THE EXERCISE: Drop all images and give the records again exactly.

RECORDS FOR THIS EXERCISE:

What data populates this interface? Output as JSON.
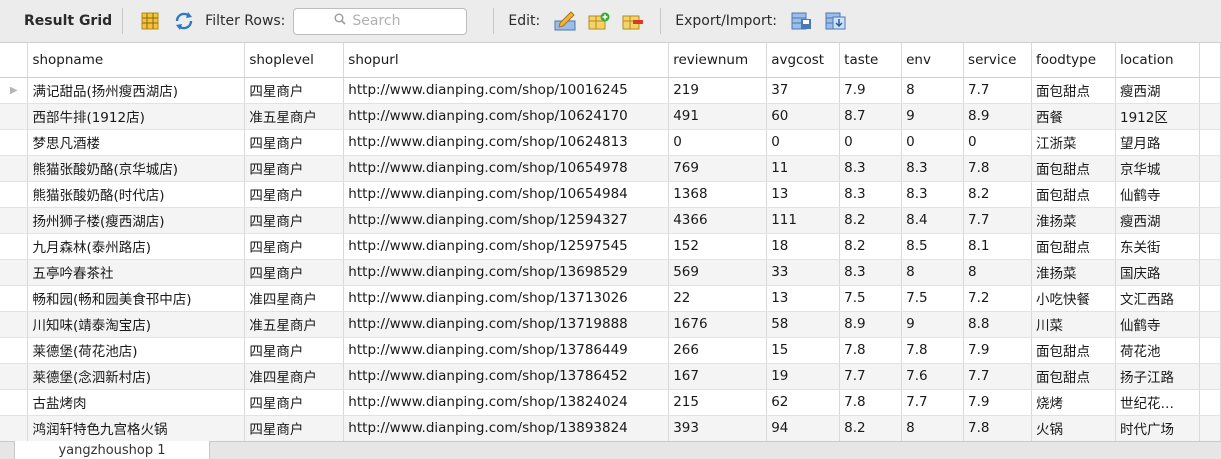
{
  "toolbar": {
    "result_grid_label": "Result Grid",
    "filter_rows_label": "Filter Rows:",
    "search_placeholder": "Search",
    "edit_label": "Edit:",
    "export_import_label": "Export/Import:"
  },
  "columns": [
    "shopname",
    "shoplevel",
    "shopurl",
    "reviewnum",
    "avgcost",
    "taste",
    "env",
    "service",
    "foodtype",
    "location"
  ],
  "rows": [
    [
      "满记甜品(扬州瘦西湖店)",
      "四星商户",
      "http://www.dianping.com/shop/10016245",
      "219",
      "37",
      "7.9",
      "8",
      "7.7",
      "面包甜点",
      "瘦西湖"
    ],
    [
      "西部牛排(1912店)",
      "准五星商户",
      "http://www.dianping.com/shop/10624170",
      "491",
      "60",
      "8.7",
      "9",
      "8.9",
      "西餐",
      "1912区"
    ],
    [
      "梦思凡酒楼",
      "四星商户",
      "http://www.dianping.com/shop/10624813",
      "0",
      "0",
      "0",
      "0",
      "0",
      "江浙菜",
      "望月路"
    ],
    [
      "熊猫张酸奶酪(京华城店)",
      "四星商户",
      "http://www.dianping.com/shop/10654978",
      "769",
      "11",
      "8.3",
      "8.3",
      "7.8",
      "面包甜点",
      "京华城"
    ],
    [
      "熊猫张酸奶酪(时代店)",
      "四星商户",
      "http://www.dianping.com/shop/10654984",
      "1368",
      "13",
      "8.3",
      "8.3",
      "8.2",
      "面包甜点",
      "仙鹤寺"
    ],
    [
      "扬州狮子楼(瘦西湖店)",
      "四星商户",
      "http://www.dianping.com/shop/12594327",
      "4366",
      "111",
      "8.2",
      "8.4",
      "7.7",
      "淮扬菜",
      "瘦西湖"
    ],
    [
      "九月森林(泰州路店)",
      "四星商户",
      "http://www.dianping.com/shop/12597545",
      "152",
      "18",
      "8.2",
      "8.5",
      "8.1",
      "面包甜点",
      "东关街"
    ],
    [
      "五亭吟春茶社",
      "四星商户",
      "http://www.dianping.com/shop/13698529",
      "569",
      "33",
      "8.3",
      "8",
      "8",
      "淮扬菜",
      "国庆路"
    ],
    [
      "畅和园(畅和园美食邗中店)",
      "准四星商户",
      "http://www.dianping.com/shop/13713026",
      "22",
      "13",
      "7.5",
      "7.5",
      "7.2",
      "小吃快餐",
      "文汇西路"
    ],
    [
      "川知味(靖泰淘宝店)",
      "准五星商户",
      "http://www.dianping.com/shop/13719888",
      "1676",
      "58",
      "8.9",
      "9",
      "8.8",
      "川菜",
      "仙鹤寺"
    ],
    [
      "莱德堡(荷花池店)",
      "四星商户",
      "http://www.dianping.com/shop/13786449",
      "266",
      "15",
      "7.8",
      "7.8",
      "7.9",
      "面包甜点",
      "荷花池"
    ],
    [
      "莱德堡(念泗新村店)",
      "准四星商户",
      "http://www.dianping.com/shop/13786452",
      "167",
      "19",
      "7.7",
      "7.6",
      "7.7",
      "面包甜点",
      "扬子江路"
    ],
    [
      "古盐烤肉",
      "四星商户",
      "http://www.dianping.com/shop/13824024",
      "215",
      "62",
      "7.8",
      "7.7",
      "7.9",
      "烧烤",
      "世纪花…"
    ],
    [
      "鸿润轩特色九宫格火锅",
      "四星商户",
      "http://www.dianping.com/shop/13893824",
      "393",
      "94",
      "8.2",
      "8",
      "7.8",
      "火锅",
      "时代广场"
    ]
  ],
  "bottom_tab_label": "yangzhoushop 1"
}
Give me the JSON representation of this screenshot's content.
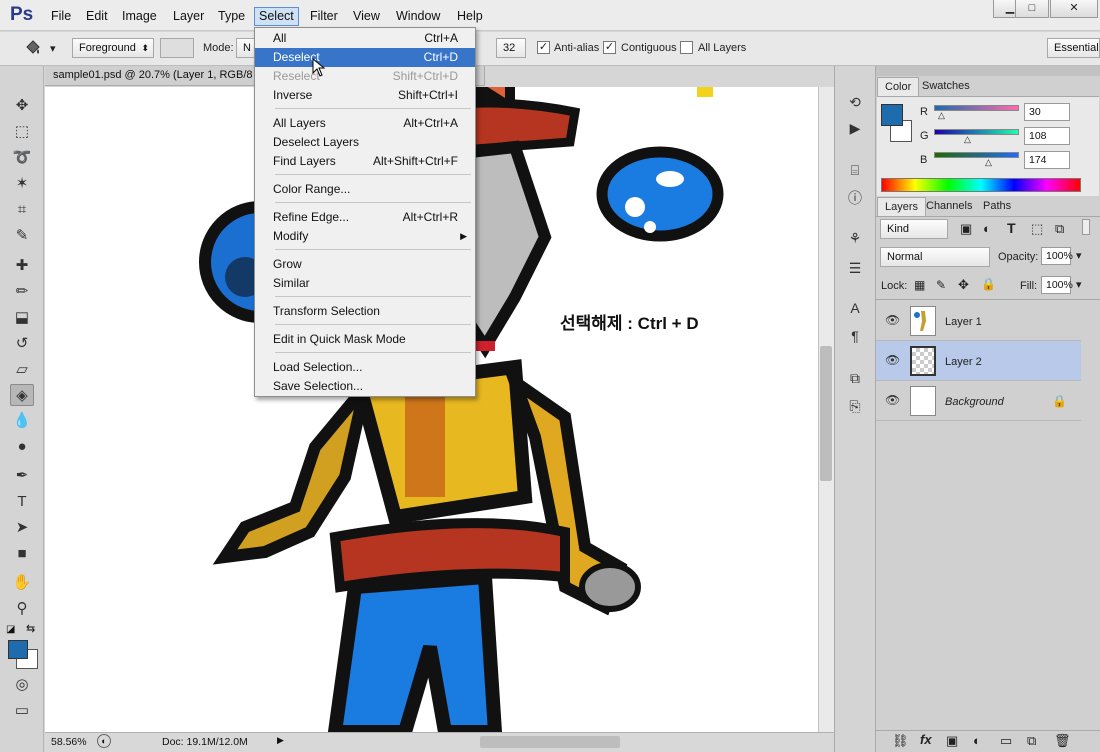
{
  "app": {
    "logo": "Ps"
  },
  "menubar": {
    "items": [
      "File",
      "Edit",
      "Image",
      "Layer",
      "Type",
      "Select",
      "Filter",
      "View",
      "Window",
      "Help"
    ],
    "active": "Select"
  },
  "window_controls": {
    "minimize": "▁",
    "maximize": "□",
    "close": "✕"
  },
  "options_bar": {
    "fill_source": "Foreground",
    "mode_label": "Mode:",
    "mode_value": "N",
    "tolerance_value": "32",
    "anti_alias": {
      "label": "Anti-alias",
      "checked": true
    },
    "contiguous": {
      "label": "Contiguous",
      "checked": true
    },
    "all_layers": {
      "label": "All Layers",
      "checked": false
    },
    "workspace": "Essentials"
  },
  "document": {
    "tab_title": "sample01.psd @ 20.7% (Layer 1, RGB/8",
    "annotation": "선택해제 : Ctrl + D"
  },
  "status_bar": {
    "zoom": "58.56%",
    "doc_info": "Doc: 19.1M/12.0M"
  },
  "select_menu": {
    "items": [
      {
        "label": "All",
        "shortcut": "Ctrl+A",
        "state": "normal"
      },
      {
        "label": "Deselect",
        "shortcut": "Ctrl+D",
        "state": "highlighted"
      },
      {
        "label": "Reselect",
        "shortcut": "Shift+Ctrl+D",
        "state": "disabled"
      },
      {
        "label": "Inverse",
        "shortcut": "Shift+Ctrl+I",
        "state": "normal"
      },
      {
        "label": "All Layers",
        "shortcut": "Alt+Ctrl+A",
        "state": "normal"
      },
      {
        "label": "Deselect Layers",
        "shortcut": "",
        "state": "normal"
      },
      {
        "label": "Find Layers",
        "shortcut": "Alt+Shift+Ctrl+F",
        "state": "normal"
      },
      {
        "label": "Color Range...",
        "shortcut": "",
        "state": "normal"
      },
      {
        "label": "Refine Edge...",
        "shortcut": "Alt+Ctrl+R",
        "state": "normal"
      },
      {
        "label": "Modify",
        "shortcut": "",
        "state": "submenu"
      },
      {
        "label": "Grow",
        "shortcut": "",
        "state": "normal"
      },
      {
        "label": "Similar",
        "shortcut": "",
        "state": "normal"
      },
      {
        "label": "Transform Selection",
        "shortcut": "",
        "state": "normal"
      },
      {
        "label": "Edit in Quick Mask Mode",
        "shortcut": "",
        "state": "normal"
      },
      {
        "label": "Load Selection...",
        "shortcut": "",
        "state": "normal"
      },
      {
        "label": "Save Selection...",
        "shortcut": "",
        "state": "normal"
      }
    ]
  },
  "color_panel": {
    "tabs": [
      "Color",
      "Swatches"
    ],
    "active_tab": "Color",
    "r": {
      "label": "R",
      "value": "30"
    },
    "g": {
      "label": "G",
      "value": "108"
    },
    "b": {
      "label": "B",
      "value": "174"
    },
    "foreground_color": "#1e6cae"
  },
  "layers_panel": {
    "tabs": [
      "Layers",
      "Channels",
      "Paths"
    ],
    "active_tab": "Layers",
    "filter": "Kind",
    "blend_mode": "Normal",
    "opacity_label": "Opacity:",
    "opacity": "100%",
    "lock_label": "Lock:",
    "fill_label": "Fill:",
    "fill": "100%",
    "layers": [
      {
        "name": "Layer 1",
        "selected": false,
        "locked": false
      },
      {
        "name": "Layer 2",
        "selected": true,
        "locked": false
      },
      {
        "name": "Background",
        "selected": false,
        "locked": true
      }
    ]
  }
}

ANSWER TO THE TASK:
What data populates this interface? Output as JSON.
{
  "toolbar": {
    "result_grid_label": "Result Grid",
    "filter_rows_label": "Filter Rows:",
    "search_placeholder": "Search",
    "edit_label": "Edit:",
    "export_import_label": "Export/Import:"
  },
  "columns": [
    "shopname",
    "shoplevel",
    "shopurl",
    "reviewnum",
    "avgcost",
    "taste",
    "env",
    "service",
    "foodtype",
    "location"
  ],
  "rows": [
    [
      "满记甜品(扬州瘦西湖店)",
      "四星商户",
      "http://www.dianping.com/shop/10016245",
      "219",
      "37",
      "7.9",
      "8",
      "7.7",
      "面包甜点",
      "瘦西湖"
    ],
    [
      "西部牛排(1912店)",
      "准五星商户",
      "http://www.dianping.com/shop/10624170",
      "491",
      "60",
      "8.7",
      "9",
      "8.9",
      "西餐",
      "1912区"
    ],
    [
      "梦思凡酒楼",
      "四星商户",
      "http://www.dianping.com/shop/10624813",
      "0",
      "0",
      "0",
      "0",
      "0",
      "江浙菜",
      "望月路"
    ],
    [
      "熊猫张酸奶酪(京华城店)",
      "四星商户",
      "http://www.dianping.com/shop/10654978",
      "769",
      "11",
      "8.3",
      "8.3",
      "7.8",
      "面包甜点",
      "京华城"
    ],
    [
      "熊猫张酸奶酪(时代店)",
      "四星商户",
      "http://www.dianping.com/shop/10654984",
      "1368",
      "13",
      "8.3",
      "8.3",
      "8.2",
      "面包甜点",
      "仙鹤寺"
    ],
    [
      "扬州狮子楼(瘦西湖店)",
      "四星商户",
      "http://www.dianping.com/shop/12594327",
      "4366",
      "111",
      "8.2",
      "8.4",
      "7.7",
      "淮扬菜",
      "瘦西湖"
    ],
    [
      "九月森林(泰州路店)",
      "四星商户",
      "http://www.dianping.com/shop/12597545",
      "152",
      "18",
      "8.2",
      "8.5",
      "8.1",
      "面包甜点",
      "东关街"
    ],
    [
      "五亭吟春茶社",
      "四星商户",
      "http://www.dianping.com/shop/13698529",
      "569",
      "33",
      "8.3",
      "8",
      "8",
      "淮扬菜",
      "国庆路"
    ],
    [
      "畅和园(畅和园美食邗中店)",
      "准四星商户",
      "http://www.dianping.com/shop/13713026",
      "22",
      "13",
      "7.5",
      "7.5",
      "7.2",
      "小吃快餐",
      "文汇西路"
    ],
    [
      "川知味(靖泰淘宝店)",
      "准五星商户",
      "http://www.dianping.com/shop/13719888",
      "1676",
      "58",
      "8.9",
      "9",
      "8.8",
      "川菜",
      "仙鹤寺"
    ],
    [
      "莱德堡(荷花池店)",
      "四星商户",
      "http://www.dianping.com/shop/13786449",
      "266",
      "15",
      "7.8",
      "7.8",
      "7.9",
      "面包甜点",
      "荷花池"
    ],
    [
      "莱德堡(念泗新村店)",
      "准四星商户",
      "http://www.dianping.com/shop/13786452",
      "167",
      "19",
      "7.7",
      "7.6",
      "7.7",
      "面包甜点",
      "扬子江路"
    ],
    [
      "古盐烤肉",
      "四星商户",
      "http://www.dianping.com/shop/13824024",
      "215",
      "62",
      "7.8",
      "7.7",
      "7.9",
      "烧烤",
      "世纪花…"
    ],
    [
      "鸿润轩特色九宫格火锅",
      "四星商户",
      "http://www.dianping.com/shop/13893824",
      "393",
      "94",
      "8.2",
      "8",
      "7.8",
      "火锅",
      "时代广场"
    ]
  ],
  "bottom_tab_label": "yangzhoushop 1"
}
Give me the JSON representation of this screenshot's content.
{
  "app": {
    "logo": "Ps"
  },
  "menubar": {
    "items": [
      "File",
      "Edit",
      "Image",
      "Layer",
      "Type",
      "Select",
      "Filter",
      "View",
      "Window",
      "Help"
    ],
    "active": "Select"
  },
  "window_controls": {
    "minimize": "▁",
    "maximize": "□",
    "close": "✕"
  },
  "options_bar": {
    "fill_source": "Foreground",
    "mode_label": "Mode:",
    "mode_value": "N",
    "tolerance_value": "32",
    "anti_alias": {
      "label": "Anti-alias",
      "checked": true
    },
    "contiguous": {
      "label": "Contiguous",
      "checked": true
    },
    "all_layers": {
      "label": "All Layers",
      "checked": false
    },
    "workspace": "Essentials"
  },
  "document": {
    "tab_title": "sample01.psd @ 20.7% (Layer 1, RGB/8",
    "annotation": "선택해제 : Ctrl + D"
  },
  "status_bar": {
    "zoom": "58.56%",
    "doc_info": "Doc: 19.1M/12.0M"
  },
  "select_menu": {
    "items": [
      {
        "label": "All",
        "shortcut": "Ctrl+A",
        "state": "normal"
      },
      {
        "label": "Deselect",
        "shortcut": "Ctrl+D",
        "state": "highlighted"
      },
      {
        "label": "Reselect",
        "shortcut": "Shift+Ctrl+D",
        "state": "disabled"
      },
      {
        "label": "Inverse",
        "shortcut": "Shift+Ctrl+I",
        "state": "normal"
      },
      {
        "label": "All Layers",
        "shortcut": "Alt+Ctrl+A",
        "state": "normal"
      },
      {
        "label": "Deselect Layers",
        "shortcut": "",
        "state": "normal"
      },
      {
        "label": "Find Layers",
        "shortcut": "Alt+Shift+Ctrl+F",
        "state": "normal"
      },
      {
        "label": "Color Range...",
        "shortcut": "",
        "state": "normal"
      },
      {
        "label": "Refine Edge...",
        "shortcut": "Alt+Ctrl+R",
        "state": "normal"
      },
      {
        "label": "Modify",
        "shortcut": "",
        "state": "submenu"
      },
      {
        "label": "Grow",
        "shortcut": "",
        "state": "normal"
      },
      {
        "label": "Similar",
        "shortcut": "",
        "state": "normal"
      },
      {
        "label": "Transform Selection",
        "shortcut": "",
        "state": "normal"
      },
      {
        "label": "Edit in Quick Mask Mode",
        "shortcut": "",
        "state": "normal"
      },
      {
        "label": "Load Selection...",
        "shortcut": "",
        "state": "normal"
      },
      {
        "label": "Save Selection...",
        "shortcut": "",
        "state": "normal"
      }
    ]
  },
  "color_panel": {
    "tabs": [
      "Color",
      "Swatches"
    ],
    "active_tab": "Color",
    "r": {
      "label": "R",
      "value": "30"
    },
    "g": {
      "label": "G",
      "value": "108"
    },
    "b": {
      "label": "B",
      "value": "174"
    },
    "foreground_color": "#1e6cae"
  },
  "layers_panel": {
    "tabs": [
      "Layers",
      "Channels",
      "Paths"
    ],
    "active_tab": "Layers",
    "filter": "Kind",
    "blend_mode": "Normal",
    "opacity_label": "Opacity:",
    "opacity": "100%",
    "lock_label": "Lock:",
    "fill_label": "Fill:",
    "fill": "100%",
    "layers": [
      {
        "name": "Layer 1",
        "selected": false,
        "locked": false
      },
      {
        "name": "Layer 2",
        "selected": true,
        "locked": false
      },
      {
        "name": "Background",
        "selected": false,
        "locked": true
      }
    ]
  }
}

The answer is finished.